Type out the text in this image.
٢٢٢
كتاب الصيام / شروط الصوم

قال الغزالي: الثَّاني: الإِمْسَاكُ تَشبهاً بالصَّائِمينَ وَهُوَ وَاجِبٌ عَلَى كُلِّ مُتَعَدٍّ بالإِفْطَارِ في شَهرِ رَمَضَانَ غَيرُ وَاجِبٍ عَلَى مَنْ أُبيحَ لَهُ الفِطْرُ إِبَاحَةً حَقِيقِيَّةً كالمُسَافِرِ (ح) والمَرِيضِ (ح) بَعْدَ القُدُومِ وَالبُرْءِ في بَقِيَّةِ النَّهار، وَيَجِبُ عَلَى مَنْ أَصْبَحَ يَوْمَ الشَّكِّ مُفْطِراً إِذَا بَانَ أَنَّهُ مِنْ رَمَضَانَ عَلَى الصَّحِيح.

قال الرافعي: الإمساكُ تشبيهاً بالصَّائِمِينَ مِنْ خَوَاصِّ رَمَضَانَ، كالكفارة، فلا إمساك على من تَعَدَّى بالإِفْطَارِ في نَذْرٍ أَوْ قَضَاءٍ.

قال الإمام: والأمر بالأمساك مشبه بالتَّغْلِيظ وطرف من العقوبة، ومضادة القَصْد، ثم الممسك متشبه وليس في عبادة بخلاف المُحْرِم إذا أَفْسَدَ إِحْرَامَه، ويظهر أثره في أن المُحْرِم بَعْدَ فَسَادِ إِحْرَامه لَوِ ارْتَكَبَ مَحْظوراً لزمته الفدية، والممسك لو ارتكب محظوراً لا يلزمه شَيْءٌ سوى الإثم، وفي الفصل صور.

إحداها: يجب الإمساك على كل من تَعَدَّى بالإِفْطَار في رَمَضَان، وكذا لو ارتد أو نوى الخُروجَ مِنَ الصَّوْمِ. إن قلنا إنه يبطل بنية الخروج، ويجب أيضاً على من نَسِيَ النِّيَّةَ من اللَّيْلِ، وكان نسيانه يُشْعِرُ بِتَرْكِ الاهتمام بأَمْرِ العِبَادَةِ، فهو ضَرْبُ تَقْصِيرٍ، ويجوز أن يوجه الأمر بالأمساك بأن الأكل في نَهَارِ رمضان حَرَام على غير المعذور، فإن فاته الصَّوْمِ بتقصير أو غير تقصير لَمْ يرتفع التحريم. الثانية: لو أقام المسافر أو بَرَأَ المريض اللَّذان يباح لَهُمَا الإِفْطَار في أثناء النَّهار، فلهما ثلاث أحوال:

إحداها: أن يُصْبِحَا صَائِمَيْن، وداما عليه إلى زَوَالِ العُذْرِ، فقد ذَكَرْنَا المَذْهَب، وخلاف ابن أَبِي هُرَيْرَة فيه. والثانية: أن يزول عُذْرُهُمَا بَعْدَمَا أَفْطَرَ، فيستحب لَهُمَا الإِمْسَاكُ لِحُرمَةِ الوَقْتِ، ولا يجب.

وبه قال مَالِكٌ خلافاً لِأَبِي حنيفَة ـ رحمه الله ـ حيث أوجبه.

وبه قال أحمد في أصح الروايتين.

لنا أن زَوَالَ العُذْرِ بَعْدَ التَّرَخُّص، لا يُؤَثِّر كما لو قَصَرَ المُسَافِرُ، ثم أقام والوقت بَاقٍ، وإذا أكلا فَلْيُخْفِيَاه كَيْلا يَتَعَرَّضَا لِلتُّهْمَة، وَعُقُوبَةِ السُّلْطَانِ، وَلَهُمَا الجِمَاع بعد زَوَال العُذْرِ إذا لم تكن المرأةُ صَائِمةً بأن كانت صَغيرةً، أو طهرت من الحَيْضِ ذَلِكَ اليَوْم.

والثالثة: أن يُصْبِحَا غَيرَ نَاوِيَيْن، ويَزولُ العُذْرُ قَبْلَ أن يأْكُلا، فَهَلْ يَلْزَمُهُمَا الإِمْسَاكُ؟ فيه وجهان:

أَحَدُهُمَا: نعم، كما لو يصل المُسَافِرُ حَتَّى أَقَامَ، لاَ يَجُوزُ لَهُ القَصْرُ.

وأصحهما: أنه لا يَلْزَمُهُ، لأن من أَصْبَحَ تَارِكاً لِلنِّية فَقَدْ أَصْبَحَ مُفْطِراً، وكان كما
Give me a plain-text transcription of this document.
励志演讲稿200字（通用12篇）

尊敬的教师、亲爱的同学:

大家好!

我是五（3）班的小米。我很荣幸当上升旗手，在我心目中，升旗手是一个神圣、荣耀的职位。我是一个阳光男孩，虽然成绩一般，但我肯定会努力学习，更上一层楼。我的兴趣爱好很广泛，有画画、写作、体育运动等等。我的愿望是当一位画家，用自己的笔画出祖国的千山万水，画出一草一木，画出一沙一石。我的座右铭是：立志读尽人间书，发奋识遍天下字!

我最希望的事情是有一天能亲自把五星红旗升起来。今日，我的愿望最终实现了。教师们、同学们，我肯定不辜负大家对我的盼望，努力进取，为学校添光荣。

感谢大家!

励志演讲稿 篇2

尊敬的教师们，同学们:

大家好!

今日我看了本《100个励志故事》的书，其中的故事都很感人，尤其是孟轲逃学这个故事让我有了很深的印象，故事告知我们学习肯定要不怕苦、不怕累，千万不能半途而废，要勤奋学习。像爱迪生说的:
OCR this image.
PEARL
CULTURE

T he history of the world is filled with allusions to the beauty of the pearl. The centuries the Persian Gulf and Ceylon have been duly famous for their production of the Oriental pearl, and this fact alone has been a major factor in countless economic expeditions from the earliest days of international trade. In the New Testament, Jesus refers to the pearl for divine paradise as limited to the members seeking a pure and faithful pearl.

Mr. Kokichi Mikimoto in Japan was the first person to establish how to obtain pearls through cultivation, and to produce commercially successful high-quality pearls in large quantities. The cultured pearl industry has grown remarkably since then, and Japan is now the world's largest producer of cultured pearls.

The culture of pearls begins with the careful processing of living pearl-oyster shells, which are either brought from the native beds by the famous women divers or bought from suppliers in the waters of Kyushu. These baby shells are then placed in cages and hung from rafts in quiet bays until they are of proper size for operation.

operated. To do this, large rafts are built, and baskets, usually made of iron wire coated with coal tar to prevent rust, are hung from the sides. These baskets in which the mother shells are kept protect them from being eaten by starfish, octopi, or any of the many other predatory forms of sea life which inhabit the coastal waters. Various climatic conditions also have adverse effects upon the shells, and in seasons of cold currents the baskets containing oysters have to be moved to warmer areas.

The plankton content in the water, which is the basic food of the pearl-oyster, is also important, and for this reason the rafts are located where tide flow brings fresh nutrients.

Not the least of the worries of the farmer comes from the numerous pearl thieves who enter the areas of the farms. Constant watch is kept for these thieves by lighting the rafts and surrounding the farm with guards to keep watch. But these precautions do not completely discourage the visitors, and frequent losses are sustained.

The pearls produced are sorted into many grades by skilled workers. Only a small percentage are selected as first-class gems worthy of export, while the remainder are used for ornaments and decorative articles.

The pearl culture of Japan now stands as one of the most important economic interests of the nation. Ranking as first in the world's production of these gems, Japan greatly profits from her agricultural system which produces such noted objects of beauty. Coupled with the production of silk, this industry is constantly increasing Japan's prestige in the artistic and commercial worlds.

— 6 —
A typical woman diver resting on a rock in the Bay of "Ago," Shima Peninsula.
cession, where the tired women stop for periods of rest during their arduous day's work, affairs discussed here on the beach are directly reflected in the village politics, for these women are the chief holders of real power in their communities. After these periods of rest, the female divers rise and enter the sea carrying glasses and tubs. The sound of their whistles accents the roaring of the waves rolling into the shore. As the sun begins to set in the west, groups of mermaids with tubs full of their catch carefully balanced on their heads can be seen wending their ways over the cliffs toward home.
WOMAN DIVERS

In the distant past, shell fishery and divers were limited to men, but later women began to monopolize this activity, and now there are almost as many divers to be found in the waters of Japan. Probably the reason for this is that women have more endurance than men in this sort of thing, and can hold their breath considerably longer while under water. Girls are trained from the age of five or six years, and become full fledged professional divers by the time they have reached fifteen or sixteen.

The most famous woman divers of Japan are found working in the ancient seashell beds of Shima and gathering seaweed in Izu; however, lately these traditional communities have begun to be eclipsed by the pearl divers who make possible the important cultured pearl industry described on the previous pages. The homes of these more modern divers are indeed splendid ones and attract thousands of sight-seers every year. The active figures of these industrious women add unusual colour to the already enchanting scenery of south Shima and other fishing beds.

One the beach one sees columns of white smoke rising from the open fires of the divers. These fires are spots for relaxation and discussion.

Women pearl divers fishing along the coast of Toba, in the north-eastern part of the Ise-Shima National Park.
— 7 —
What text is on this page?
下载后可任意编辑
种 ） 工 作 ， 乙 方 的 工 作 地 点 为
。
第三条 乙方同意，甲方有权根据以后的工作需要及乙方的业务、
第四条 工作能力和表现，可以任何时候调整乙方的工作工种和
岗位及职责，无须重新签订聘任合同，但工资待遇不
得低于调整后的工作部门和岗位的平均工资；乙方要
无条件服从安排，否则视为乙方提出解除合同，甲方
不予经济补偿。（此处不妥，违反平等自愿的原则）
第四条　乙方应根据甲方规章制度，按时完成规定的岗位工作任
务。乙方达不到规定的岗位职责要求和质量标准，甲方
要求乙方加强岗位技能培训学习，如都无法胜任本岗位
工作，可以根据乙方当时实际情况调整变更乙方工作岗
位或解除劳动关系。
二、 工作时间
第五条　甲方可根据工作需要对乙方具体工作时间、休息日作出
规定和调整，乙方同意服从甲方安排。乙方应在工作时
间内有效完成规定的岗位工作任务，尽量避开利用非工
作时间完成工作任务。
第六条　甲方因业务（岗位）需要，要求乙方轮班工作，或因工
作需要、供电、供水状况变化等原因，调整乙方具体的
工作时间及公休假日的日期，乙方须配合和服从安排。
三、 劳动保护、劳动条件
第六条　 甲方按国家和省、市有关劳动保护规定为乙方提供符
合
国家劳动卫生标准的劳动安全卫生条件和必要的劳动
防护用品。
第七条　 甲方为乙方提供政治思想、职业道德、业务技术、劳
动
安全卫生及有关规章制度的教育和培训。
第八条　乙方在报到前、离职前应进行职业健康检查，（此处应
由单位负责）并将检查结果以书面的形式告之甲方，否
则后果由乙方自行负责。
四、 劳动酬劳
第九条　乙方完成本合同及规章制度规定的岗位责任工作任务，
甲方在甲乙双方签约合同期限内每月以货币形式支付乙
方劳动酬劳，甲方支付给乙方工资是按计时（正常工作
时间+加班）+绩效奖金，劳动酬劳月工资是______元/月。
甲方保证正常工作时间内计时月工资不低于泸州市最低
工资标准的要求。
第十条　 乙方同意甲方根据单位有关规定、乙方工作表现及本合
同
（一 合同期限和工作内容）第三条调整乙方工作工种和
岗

======

#### SET EXERCISE
Identify the lines of the data that contain the word "where". Copy each of them.

#### CORRECT ANSWER
The plankton content in the water, which is the basic food of the pearl-oyster, is also important, and for this reason the rafts are located where tide flow brings fresh nutrients.
cession, where the tired women stop for periods of rest during their arduous day's work, affairs discussed here on the beach are directly reflected in the village politics, for these women are the chief holders of real power in their communities. After these periods of rest, the female divers rise and enter the sea carrying glasses and tubs. The sound of their whistles accents the roaring of the waves rolling into the shore. As the sun begins to set in the west, groups of mermaids with tubs full of their catch carefully balanced on their heads can be seen wending their ways over the cliffs toward home.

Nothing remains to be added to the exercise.